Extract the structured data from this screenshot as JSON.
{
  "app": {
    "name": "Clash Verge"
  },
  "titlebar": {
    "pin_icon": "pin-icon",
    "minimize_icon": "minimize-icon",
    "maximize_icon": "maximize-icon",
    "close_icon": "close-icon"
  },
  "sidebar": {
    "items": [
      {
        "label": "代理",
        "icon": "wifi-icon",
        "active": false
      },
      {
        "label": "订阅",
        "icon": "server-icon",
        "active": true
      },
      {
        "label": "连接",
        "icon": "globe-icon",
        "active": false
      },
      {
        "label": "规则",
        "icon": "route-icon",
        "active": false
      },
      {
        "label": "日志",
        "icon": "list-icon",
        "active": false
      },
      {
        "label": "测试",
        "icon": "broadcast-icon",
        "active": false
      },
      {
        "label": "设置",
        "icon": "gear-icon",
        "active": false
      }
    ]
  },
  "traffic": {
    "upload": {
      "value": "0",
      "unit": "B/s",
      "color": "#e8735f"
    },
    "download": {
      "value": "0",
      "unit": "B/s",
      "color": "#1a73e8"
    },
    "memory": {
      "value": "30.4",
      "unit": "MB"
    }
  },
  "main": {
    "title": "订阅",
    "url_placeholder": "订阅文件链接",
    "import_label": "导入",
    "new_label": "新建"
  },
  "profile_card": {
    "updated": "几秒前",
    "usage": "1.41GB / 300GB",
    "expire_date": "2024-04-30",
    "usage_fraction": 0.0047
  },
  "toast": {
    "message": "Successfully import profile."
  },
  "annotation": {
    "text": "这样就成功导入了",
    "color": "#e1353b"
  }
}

WHAT YOU ARE ASKED TO DO: Count the lines of the data that contain the string "color", and reply with that number alone.

EXERCISE ANSWER: 3